EXTRACTED INFORMATION
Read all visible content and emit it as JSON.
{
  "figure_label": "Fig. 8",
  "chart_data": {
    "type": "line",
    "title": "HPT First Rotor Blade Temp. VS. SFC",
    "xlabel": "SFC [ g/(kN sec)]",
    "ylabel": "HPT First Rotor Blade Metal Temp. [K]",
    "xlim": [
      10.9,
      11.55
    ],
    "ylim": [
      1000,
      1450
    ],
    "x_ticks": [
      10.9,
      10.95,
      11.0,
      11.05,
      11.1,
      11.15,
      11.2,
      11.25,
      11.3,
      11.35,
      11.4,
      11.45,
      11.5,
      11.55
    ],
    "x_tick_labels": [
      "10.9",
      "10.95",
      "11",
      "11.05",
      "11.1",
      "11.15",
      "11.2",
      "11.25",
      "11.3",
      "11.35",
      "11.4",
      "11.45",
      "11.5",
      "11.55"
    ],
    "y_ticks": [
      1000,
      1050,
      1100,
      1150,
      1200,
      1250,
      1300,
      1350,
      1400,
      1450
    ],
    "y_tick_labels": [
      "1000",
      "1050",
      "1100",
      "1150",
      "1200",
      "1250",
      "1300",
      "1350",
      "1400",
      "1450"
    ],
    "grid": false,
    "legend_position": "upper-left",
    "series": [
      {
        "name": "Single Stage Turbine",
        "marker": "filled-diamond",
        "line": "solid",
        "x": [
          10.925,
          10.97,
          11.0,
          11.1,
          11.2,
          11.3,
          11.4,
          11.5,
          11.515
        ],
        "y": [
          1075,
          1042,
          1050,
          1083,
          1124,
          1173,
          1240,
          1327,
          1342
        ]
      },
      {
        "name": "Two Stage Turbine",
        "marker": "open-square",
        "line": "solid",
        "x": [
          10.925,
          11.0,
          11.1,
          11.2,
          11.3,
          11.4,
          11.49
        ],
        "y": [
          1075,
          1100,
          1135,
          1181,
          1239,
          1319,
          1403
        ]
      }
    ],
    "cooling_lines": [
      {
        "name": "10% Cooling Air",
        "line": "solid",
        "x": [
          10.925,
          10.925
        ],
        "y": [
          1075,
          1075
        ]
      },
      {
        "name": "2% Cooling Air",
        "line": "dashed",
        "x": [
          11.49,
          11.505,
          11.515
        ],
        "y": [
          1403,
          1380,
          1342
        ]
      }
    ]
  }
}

DESCRIPTION OF THE TASK
Could you quote the material above in full, exactly as it stands?

THE REPLY
Read all visible content and emit it as JSON.
{
  "figure_label": "Fig. 8",
  "chart_data": {
    "type": "line",
    "title": "HPT First Rotor Blade Temp. VS. SFC",
    "xlabel": "SFC [ g/(kN sec)]",
    "ylabel": "HPT First Rotor Blade Metal Temp. [K]",
    "xlim": [
      10.9,
      11.55
    ],
    "ylim": [
      1000,
      1450
    ],
    "x_ticks": [
      10.9,
      10.95,
      11.0,
      11.05,
      11.1,
      11.15,
      11.2,
      11.25,
      11.3,
      11.35,
      11.4,
      11.45,
      11.5,
      11.55
    ],
    "x_tick_labels": [
      "10.9",
      "10.95",
      "11",
      "11.05",
      "11.1",
      "11.15",
      "11.2",
      "11.25",
      "11.3",
      "11.35",
      "11.4",
      "11.45",
      "11.5",
      "11.55"
    ],
    "y_ticks": [
      1000,
      1050,
      1100,
      1150,
      1200,
      1250,
      1300,
      1350,
      1400,
      1450
    ],
    "y_tick_labels": [
      "1000",
      "1050",
      "1100",
      "1150",
      "1200",
      "1250",
      "1300",
      "1350",
      "1400",
      "1450"
    ],
    "grid": false,
    "legend_position": "upper-left",
    "series": [
      {
        "name": "Single Stage Turbine",
        "marker": "filled-diamond",
        "line": "solid",
        "x": [
          10.925,
          10.97,
          11.0,
          11.1,
          11.2,
          11.3,
          11.4,
          11.5,
          11.515
        ],
        "y": [
          1075,
          1042,
          1050,
          1083,
          1124,
          1173,
          1240,
          1327,
          1342
        ]
      },
      {
        "name": "Two Stage Turbine",
        "marker": "open-square",
        "line": "solid",
        "x": [
          10.925,
          11.0,
          11.1,
          11.2,
          11.3,
          11.4,
          11.49
        ],
        "y": [
          1075,
          1100,
          1135,
          1181,
          1239,
          1319,
          1403
        ]
      }
    ],
    "cooling_lines": [
      {
        "name": "10% Cooling Air",
        "line": "solid",
        "x": [
          10.925,
          10.925
        ],
        "y": [
          1075,
          1075
        ]
      },
      {
        "name": "2% Cooling Air",
        "line": "dashed",
        "x": [
          11.49,
          11.505,
          11.515
        ],
        "y": [
          1403,
          1380,
          1342
        ]
      }
    ]
  }
}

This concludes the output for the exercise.